_Given request_: Below are the records. Gather each line that holds "JSON".

Data records
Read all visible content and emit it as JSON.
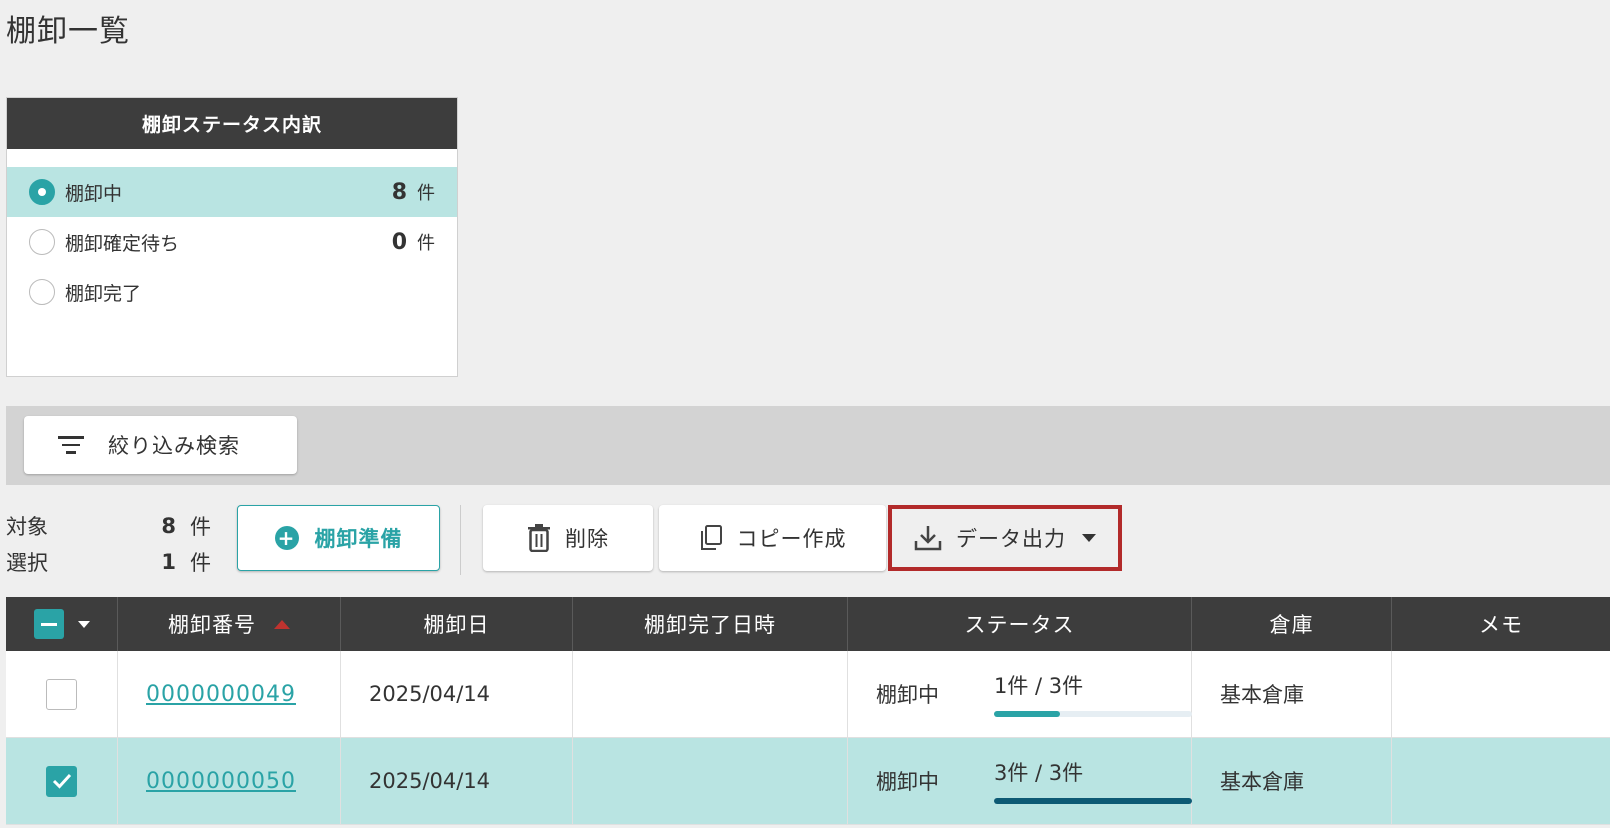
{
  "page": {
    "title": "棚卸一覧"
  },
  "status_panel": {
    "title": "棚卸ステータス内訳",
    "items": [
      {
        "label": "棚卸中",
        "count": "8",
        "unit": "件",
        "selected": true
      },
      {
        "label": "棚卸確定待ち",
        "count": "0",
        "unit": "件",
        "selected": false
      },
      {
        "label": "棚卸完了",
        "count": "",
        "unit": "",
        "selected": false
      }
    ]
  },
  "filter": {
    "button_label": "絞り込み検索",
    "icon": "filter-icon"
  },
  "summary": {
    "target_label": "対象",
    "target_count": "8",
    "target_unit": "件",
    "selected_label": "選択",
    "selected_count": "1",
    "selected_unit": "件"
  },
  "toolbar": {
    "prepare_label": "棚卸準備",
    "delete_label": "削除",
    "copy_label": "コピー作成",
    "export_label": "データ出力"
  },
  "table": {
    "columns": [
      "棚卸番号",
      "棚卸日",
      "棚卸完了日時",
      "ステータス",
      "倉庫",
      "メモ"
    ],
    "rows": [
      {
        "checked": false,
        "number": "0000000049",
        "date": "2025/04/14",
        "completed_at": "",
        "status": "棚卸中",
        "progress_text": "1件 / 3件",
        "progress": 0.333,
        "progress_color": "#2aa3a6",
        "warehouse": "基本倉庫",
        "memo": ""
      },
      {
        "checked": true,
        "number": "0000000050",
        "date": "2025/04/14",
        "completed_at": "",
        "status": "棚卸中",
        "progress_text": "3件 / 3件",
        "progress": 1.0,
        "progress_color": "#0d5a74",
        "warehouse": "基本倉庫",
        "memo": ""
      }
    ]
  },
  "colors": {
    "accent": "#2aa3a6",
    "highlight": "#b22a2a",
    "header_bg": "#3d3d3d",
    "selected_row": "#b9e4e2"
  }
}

==

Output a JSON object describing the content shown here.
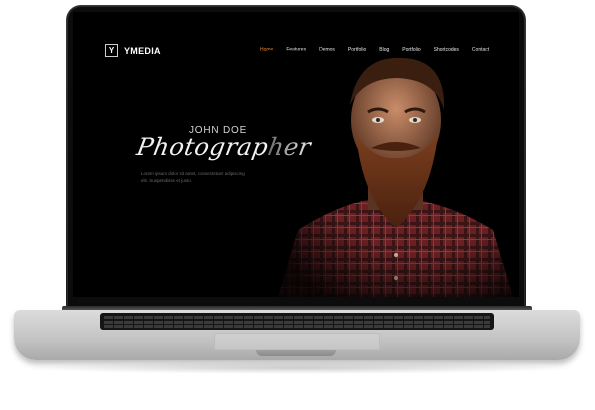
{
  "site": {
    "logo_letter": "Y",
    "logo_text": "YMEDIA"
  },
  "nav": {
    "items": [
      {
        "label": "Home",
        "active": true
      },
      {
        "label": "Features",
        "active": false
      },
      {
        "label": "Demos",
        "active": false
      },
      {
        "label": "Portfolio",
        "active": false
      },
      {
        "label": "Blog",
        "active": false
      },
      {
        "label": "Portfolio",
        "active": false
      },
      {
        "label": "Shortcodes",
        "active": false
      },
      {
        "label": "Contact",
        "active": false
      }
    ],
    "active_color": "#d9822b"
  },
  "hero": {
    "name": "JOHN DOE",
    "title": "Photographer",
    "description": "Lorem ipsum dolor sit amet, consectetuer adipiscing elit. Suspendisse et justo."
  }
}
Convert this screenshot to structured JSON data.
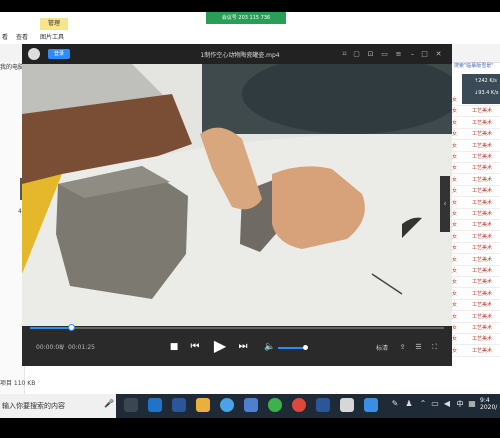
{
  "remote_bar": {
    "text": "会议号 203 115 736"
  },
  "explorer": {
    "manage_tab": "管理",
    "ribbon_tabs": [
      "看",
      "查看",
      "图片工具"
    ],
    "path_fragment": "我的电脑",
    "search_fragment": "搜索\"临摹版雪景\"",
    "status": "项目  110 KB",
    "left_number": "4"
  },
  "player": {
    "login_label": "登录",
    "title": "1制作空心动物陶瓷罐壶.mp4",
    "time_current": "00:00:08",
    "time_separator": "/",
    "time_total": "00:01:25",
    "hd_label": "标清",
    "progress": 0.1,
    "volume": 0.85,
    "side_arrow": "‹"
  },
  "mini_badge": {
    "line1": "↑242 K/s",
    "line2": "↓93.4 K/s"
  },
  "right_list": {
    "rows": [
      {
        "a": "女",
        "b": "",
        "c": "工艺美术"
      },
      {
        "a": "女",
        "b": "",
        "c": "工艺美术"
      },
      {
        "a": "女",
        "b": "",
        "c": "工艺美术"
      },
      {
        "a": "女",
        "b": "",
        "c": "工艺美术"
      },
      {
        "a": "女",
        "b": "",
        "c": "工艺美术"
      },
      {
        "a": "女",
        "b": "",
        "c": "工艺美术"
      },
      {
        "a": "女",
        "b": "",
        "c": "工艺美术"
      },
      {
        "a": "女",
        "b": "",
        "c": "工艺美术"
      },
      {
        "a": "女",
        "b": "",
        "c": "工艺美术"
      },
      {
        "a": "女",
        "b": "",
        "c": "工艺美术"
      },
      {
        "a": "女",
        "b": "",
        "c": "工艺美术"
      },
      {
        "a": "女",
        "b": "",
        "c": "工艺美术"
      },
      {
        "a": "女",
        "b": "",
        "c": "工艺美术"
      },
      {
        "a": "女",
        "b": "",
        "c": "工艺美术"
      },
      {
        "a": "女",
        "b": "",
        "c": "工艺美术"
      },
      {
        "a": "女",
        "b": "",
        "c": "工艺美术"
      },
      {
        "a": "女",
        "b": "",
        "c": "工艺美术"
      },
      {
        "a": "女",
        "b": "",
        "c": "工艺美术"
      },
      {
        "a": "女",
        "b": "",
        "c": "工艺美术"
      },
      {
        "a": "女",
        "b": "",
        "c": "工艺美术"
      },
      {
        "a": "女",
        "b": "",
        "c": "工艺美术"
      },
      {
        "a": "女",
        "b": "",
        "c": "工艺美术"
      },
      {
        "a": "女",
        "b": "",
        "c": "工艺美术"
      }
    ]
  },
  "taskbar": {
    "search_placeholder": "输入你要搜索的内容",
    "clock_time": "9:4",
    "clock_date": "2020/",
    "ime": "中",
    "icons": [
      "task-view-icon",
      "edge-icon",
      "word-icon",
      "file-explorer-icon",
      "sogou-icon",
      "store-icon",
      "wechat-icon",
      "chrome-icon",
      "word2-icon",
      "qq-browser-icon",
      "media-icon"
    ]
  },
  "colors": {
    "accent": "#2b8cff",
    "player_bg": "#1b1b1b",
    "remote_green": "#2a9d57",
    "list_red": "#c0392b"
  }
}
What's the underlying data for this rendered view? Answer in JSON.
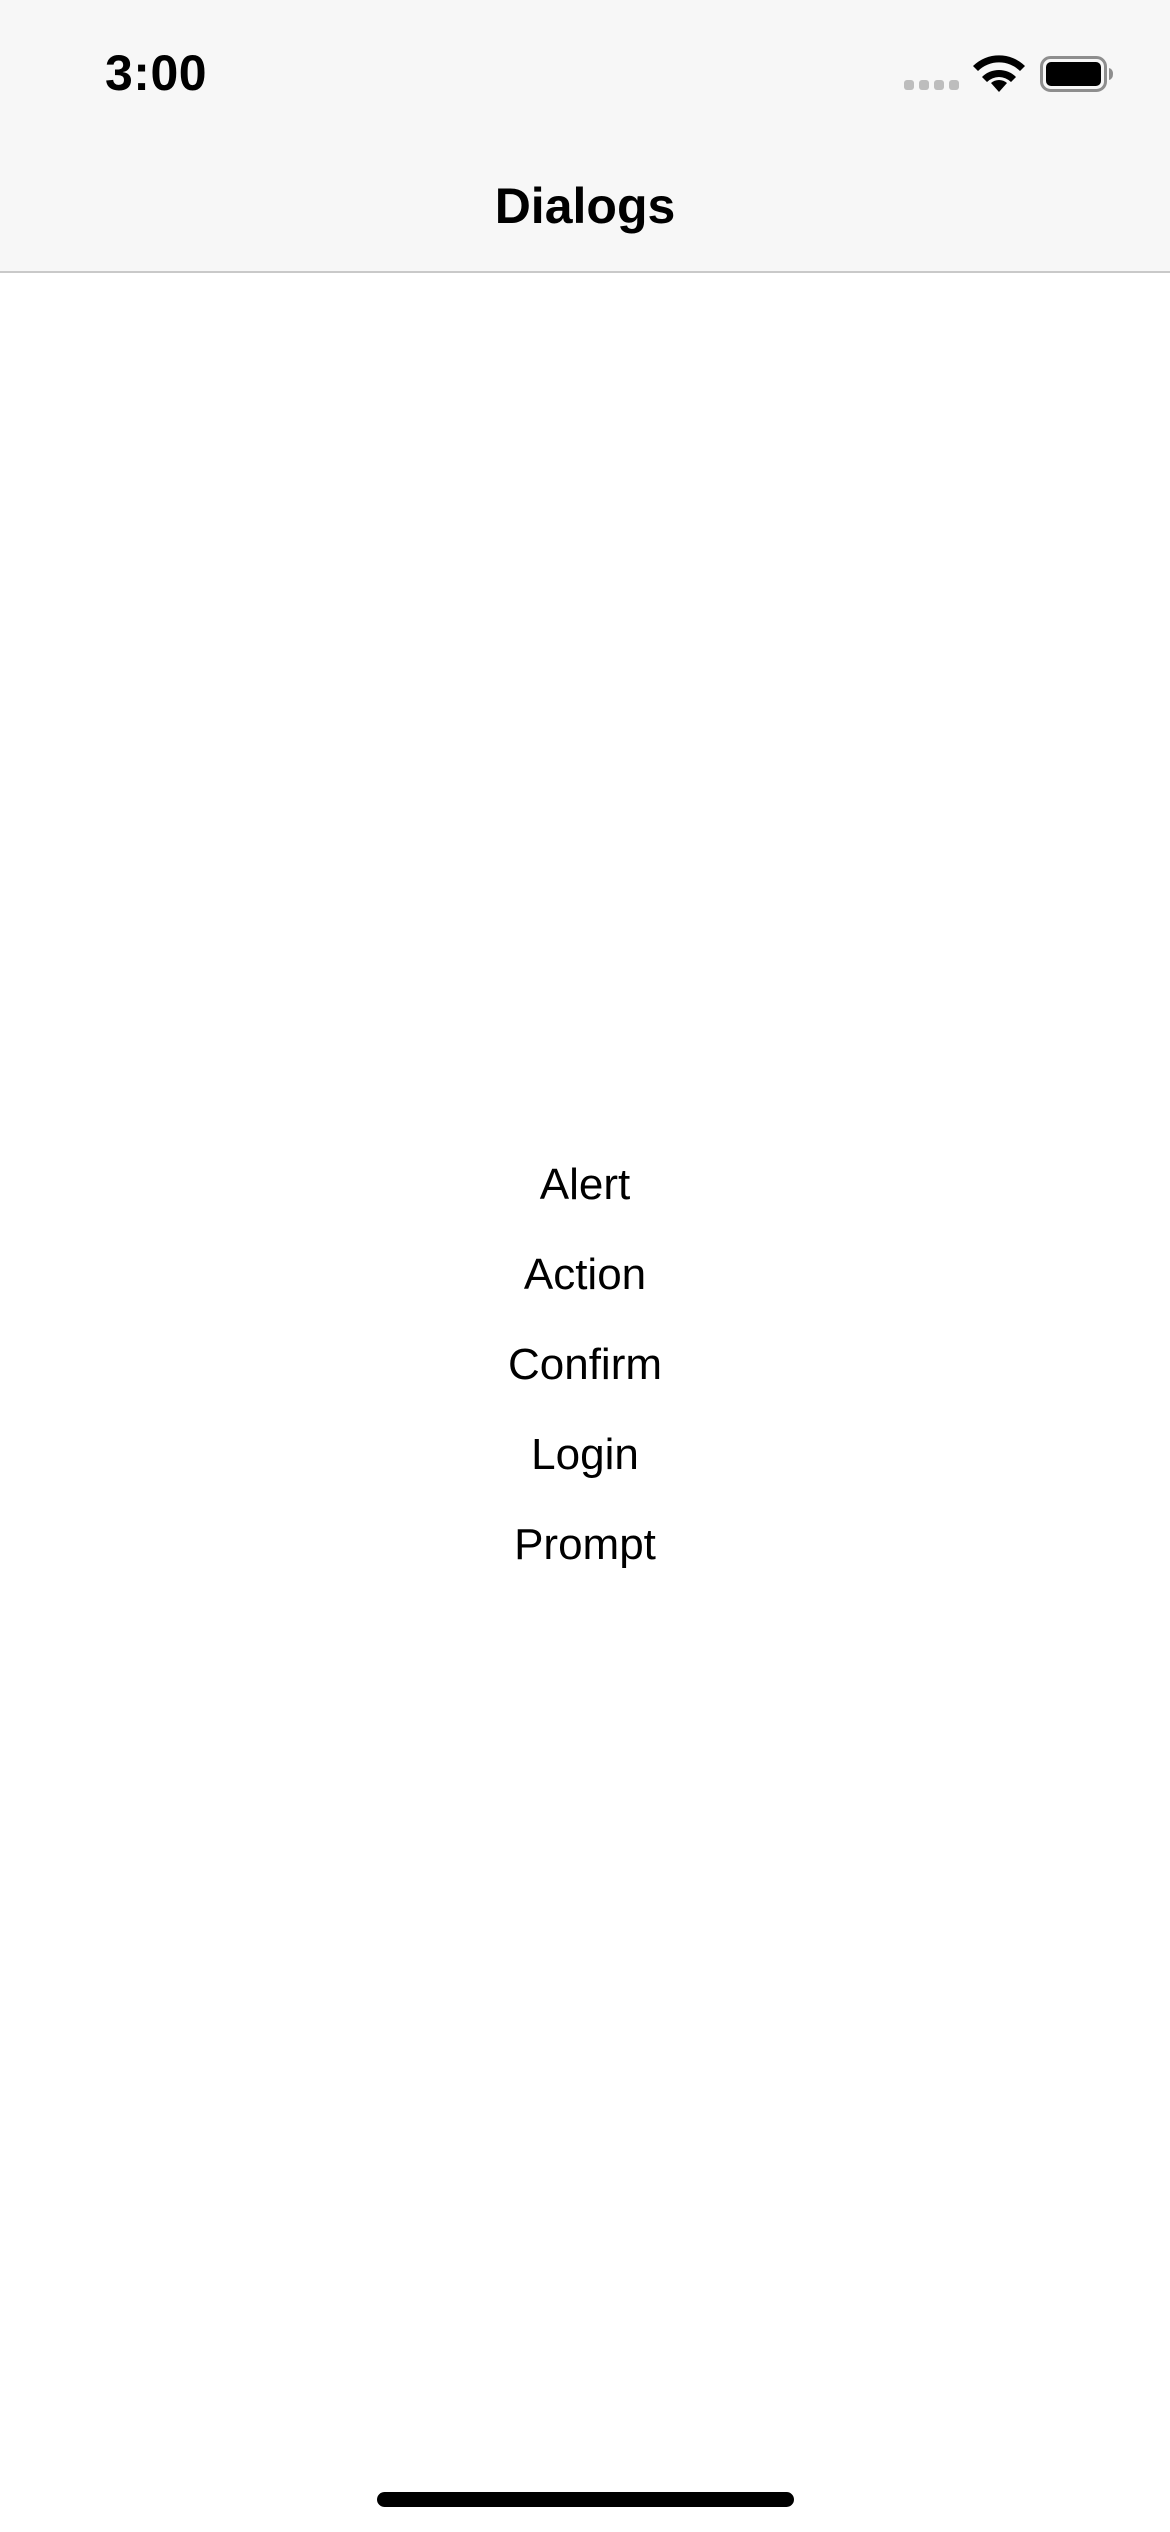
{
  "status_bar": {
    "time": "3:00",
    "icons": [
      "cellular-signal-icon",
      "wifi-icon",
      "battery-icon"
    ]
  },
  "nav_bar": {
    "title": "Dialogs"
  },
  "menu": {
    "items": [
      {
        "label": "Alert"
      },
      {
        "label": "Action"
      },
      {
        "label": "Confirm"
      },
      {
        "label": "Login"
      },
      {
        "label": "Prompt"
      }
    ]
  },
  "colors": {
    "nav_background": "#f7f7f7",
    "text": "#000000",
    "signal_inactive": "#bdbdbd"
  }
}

_Exercise output_:
Read all visible content and emit it as JSON.
Output a JSON object describing the content shown here.
Convert this screenshot to structured JSON data.
What's the underlying data for this rendered view? Answer in JSON.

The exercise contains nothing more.